GIVEN PASSAGE ▸
The broad aims of this proposal are to develop an HIV nucleic acid-based mucosal vaccination strategy to facilitate the efficient development of a vaccine for AIDS. We propose to develop a well-characterised nonhuman primate model for mucosal HIV vaccine strategies. A principal goal will be to study antigen presenting cells (APC) involved in generating specific types of mucosal and systemic immune responses. This proposal aims to deliver nucleic acids (NA) via cutaneous and/or mucosal surfaces. This technology, combined with rodent and primates immunologic expertise coupled to the primate AIDS models, provides a critical competitive research resource for the development and evaluation of mucosal HIV-1 vaccines.
It is the aim to accelerate the preclinical understanding or development of:
1) processes involved in inducing mucosal immunity to HIV, including the understanding of APC-vaccine interactions.
2) new HIV-vaccine delivery systems for inducing mucosal immunity.
3) to develop a primate model system for the evaluation of mucosal DNA immunisation.
4) immune mechanisms of protection against mucosal exposure.

This knowledge will have spin offs and may enhance the development of European HIV-1 vaccine candidates as effective products to the clinic. This proposal combines a vaccine manufacturer, and adds complementary immunological knowledge from three different Universities with the pre-clinical AIDS vaccine development expertise of the Biomedical Primate Research Centre (BPRC). The primate facility and its experienced staff will utilise their unique primate resources in concert with these experts to facilitate vaccine development and immunological understanding of mechanisms of protective mucosal immunity. This is a new vaccine initiative which allows a methodical approach that will provide a better understanding of mucosal immunity in primates. This is of great importance for a systematic approach toward HIV vaccines designed to induce 'effective' mucosal immunity. In view of the predominantly mucosal route of entry of HIV and the distinct lymphocyte recirculation pattern for the mucosa, a basic understanding of this system and how it can be primed most efficiently is a pivotal point in the improvement of HIV vaccine strategies. APC will be targeted and their migration to draining lymph nodes, where they interact with specific B and T cells, will be studied in situ . Once targeting of specific APC is studied and migration of specific APC has been defined then HIV-1 immunogenicity studies will be performed in mice, and progress to monkeys. The immune responses which correlate with different APC targeting protocols will be assessed. Two well characterised model antigens which are in clinical trials (HIV-1 gp120 and HSV-2 gD ) will be used, in some cases together with SIV gag (for cases in which SHIV challenges will take place). Genetic constructs encoding the model antigens will be evaluated and compared for the humoral and cellular immune responses they induce mucosally as well as systemically. The accumulated knowledge will be applied to the last phase of the study which will involve a vaccine efficacy study in the rhesus monkey model, using HIV/SIV (SHIV) chimeras as challenge viruses. The last phase of the project will be undertaken to determine if the immune responses which correlate with the ability to protect from establishment of infection and/or disease.

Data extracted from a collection
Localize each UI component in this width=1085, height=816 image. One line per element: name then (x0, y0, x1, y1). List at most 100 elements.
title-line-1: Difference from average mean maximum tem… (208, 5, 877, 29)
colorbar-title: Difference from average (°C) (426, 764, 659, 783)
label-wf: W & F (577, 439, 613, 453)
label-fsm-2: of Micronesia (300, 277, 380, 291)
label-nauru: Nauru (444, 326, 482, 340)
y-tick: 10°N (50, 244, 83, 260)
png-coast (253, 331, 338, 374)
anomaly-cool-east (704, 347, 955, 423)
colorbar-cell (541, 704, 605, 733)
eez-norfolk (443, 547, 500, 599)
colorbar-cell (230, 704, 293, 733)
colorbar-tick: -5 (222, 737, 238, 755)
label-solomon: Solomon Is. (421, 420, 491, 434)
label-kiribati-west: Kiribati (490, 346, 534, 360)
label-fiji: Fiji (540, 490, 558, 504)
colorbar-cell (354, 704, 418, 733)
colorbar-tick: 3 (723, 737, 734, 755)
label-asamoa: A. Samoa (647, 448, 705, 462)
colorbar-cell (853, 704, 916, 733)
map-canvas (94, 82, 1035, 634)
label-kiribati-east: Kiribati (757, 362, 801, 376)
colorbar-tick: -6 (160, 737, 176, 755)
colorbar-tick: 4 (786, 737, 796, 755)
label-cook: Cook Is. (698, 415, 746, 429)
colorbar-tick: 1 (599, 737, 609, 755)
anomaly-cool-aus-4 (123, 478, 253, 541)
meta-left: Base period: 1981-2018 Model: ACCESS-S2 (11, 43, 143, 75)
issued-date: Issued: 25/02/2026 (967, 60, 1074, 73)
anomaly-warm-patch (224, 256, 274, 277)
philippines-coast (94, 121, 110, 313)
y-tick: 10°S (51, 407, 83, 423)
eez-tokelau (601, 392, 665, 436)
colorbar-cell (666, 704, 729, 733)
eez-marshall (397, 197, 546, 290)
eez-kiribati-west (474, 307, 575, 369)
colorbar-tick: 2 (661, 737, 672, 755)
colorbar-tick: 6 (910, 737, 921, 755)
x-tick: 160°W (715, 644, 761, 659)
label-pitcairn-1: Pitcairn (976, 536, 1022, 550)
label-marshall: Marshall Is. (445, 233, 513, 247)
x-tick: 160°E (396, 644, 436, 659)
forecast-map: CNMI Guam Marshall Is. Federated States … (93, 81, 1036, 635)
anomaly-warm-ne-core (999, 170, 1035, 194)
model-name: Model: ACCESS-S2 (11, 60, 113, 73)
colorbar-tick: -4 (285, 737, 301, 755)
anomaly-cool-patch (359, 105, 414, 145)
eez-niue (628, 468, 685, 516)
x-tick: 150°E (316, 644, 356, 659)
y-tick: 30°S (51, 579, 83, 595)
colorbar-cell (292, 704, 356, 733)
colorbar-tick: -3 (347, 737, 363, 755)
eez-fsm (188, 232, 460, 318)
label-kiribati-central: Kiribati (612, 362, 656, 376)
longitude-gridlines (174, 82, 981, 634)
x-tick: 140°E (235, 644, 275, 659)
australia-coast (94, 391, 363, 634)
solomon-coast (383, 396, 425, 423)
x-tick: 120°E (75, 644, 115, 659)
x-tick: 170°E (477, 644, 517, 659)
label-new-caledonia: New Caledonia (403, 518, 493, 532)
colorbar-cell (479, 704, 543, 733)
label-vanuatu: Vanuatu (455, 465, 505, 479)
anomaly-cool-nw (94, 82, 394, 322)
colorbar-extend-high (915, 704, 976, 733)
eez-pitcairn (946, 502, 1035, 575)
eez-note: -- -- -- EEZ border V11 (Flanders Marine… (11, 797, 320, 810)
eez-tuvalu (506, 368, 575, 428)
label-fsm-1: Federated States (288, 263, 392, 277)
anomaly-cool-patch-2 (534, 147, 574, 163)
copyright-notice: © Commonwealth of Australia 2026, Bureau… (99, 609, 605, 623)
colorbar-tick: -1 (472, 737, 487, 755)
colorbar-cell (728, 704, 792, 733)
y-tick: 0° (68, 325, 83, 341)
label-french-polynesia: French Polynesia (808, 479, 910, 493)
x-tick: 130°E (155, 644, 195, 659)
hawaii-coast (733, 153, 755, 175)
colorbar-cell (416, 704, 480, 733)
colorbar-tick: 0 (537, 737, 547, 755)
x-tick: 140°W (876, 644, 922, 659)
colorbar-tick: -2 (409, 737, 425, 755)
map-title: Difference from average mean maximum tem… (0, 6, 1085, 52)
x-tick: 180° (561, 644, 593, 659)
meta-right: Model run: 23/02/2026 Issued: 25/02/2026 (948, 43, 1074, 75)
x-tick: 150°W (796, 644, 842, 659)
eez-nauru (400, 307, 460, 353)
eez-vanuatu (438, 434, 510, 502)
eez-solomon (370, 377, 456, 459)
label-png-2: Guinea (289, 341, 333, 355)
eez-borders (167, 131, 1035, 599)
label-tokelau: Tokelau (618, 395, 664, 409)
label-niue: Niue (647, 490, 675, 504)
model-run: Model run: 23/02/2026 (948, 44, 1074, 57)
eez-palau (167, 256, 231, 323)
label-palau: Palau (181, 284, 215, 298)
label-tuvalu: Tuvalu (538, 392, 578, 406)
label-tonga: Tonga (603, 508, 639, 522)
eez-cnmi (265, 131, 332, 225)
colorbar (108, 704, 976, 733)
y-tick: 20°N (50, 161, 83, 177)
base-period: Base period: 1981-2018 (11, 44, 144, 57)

THE TASK ▸ Give each of the points that the HIV vaccine proposal lists under its aim to accelerate preclinical understanding or development.

SOLUTION TO THIS EXERCISE ▸
1) Processes involved in inducing mucosal immunity to HIV, including the understanding of APC-vaccine interactions
2) New HIV-vaccine delivery systems for inducing mucosal immunity
3) To develop a primate model system for the evaluation of mucosal DNA immunisation
4) Immune mechanisms of protection against mucosal exposure